==== Entries provided

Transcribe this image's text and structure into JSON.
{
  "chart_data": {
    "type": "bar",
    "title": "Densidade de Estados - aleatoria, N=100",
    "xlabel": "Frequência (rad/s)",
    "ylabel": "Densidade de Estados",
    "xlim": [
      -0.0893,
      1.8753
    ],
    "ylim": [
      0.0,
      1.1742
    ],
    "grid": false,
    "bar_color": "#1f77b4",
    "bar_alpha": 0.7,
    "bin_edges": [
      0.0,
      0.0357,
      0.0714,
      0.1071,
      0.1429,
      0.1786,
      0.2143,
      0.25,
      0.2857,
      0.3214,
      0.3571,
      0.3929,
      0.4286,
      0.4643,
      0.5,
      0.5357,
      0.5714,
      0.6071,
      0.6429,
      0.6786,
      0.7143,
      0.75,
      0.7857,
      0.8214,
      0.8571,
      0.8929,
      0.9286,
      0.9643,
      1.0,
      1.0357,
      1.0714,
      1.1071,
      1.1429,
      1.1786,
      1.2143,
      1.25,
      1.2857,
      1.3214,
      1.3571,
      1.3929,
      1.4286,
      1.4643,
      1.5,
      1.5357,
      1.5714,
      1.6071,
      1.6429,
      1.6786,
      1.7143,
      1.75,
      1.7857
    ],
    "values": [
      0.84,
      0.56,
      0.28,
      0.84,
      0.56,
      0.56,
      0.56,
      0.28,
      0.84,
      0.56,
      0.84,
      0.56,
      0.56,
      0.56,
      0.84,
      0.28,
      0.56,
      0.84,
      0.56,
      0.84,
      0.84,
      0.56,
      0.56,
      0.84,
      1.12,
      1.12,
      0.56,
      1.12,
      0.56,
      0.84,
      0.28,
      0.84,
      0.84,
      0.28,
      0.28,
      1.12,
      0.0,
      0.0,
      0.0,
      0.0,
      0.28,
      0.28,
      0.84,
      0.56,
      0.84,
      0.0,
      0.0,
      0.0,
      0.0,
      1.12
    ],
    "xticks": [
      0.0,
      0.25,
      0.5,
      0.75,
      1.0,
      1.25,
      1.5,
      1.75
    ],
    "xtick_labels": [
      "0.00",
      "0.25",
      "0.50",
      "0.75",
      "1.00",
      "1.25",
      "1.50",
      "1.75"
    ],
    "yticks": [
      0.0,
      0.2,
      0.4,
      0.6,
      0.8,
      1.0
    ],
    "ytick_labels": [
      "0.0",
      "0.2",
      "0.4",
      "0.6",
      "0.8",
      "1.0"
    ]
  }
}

========

:: Task to carry out ::
Copy all lines in the listing above where the string "Estados" appears.

:: Output ::
    "title": "Densidade de Estados - aleatoria, N=100",
    "ylabel": "Densidade de Estados",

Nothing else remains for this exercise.